## REQUEST
Omit every picture and write out the rest of the records exactly.

## SOURCE MATERIAL
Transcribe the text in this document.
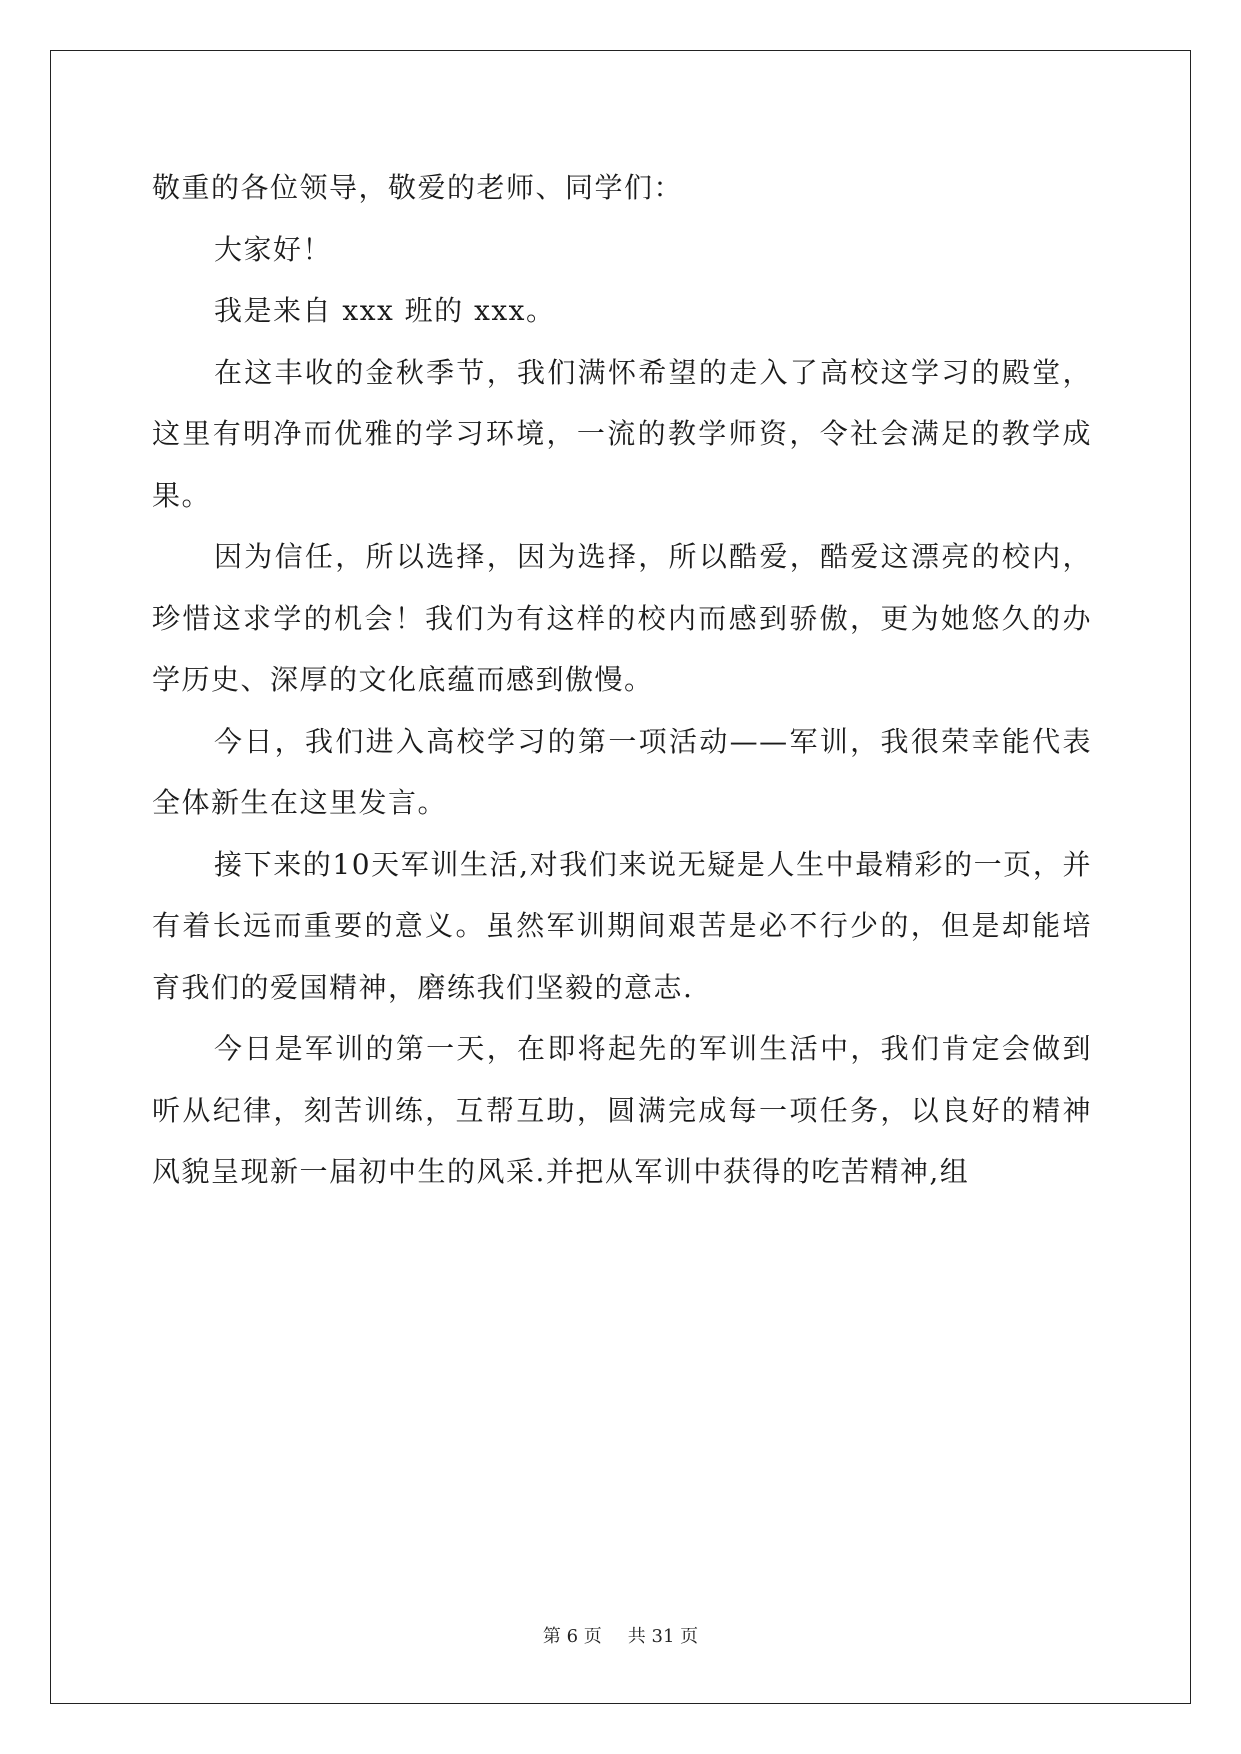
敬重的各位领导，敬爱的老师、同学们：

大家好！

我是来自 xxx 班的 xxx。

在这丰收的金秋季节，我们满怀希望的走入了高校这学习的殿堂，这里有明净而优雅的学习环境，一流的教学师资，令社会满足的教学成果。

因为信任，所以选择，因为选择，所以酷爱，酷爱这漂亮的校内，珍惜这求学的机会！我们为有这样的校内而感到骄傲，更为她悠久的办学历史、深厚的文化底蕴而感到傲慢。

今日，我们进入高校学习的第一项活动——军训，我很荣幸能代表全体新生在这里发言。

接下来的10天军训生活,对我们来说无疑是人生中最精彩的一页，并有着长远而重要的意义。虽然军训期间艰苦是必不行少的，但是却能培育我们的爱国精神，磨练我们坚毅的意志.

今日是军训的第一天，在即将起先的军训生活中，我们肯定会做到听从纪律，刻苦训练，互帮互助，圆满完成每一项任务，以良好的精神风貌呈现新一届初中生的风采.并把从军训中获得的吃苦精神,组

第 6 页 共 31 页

## ANSWER TO THIS PROBLEM
Transcribe the text in this document.
敬重的各位领导，敬爱的老师、同学们：

大家好！

我是来自 xxx 班的 xxx。

在这丰收的金秋季节，我们满怀希望的走入了高校这学习的殿堂，这里有明净而优雅的学习环境，一流的教学师资，令社会满足的教学成果。

因为信任，所以选择，因为选择，所以酷爱，酷爱这漂亮的校内，珍惜这求学的机会！我们为有这样的校内而感到骄傲，更为她悠久的办学历史、深厚的文化底蕴而感到傲慢。

今日，我们进入高校学习的第一项活动——军训，我很荣幸能代表全体新生在这里发言。

接下来的10天军训生活,对我们来说无疑是人生中最精彩的一页，并有着长远而重要的意义。虽然军训期间艰苦是必不行少的，但是却能培育我们的爱国精神，磨练我们坚毅的意志.

今日是军训的第一天，在即将起先的军训生活中，我们肯定会做到听从纪律，刻苦训练，互帮互助，圆满完成每一项任务，以良好的精神风貌呈现新一届初中生的风采.并把从军训中获得的吃苦精神,组

第 6 页 共 31 页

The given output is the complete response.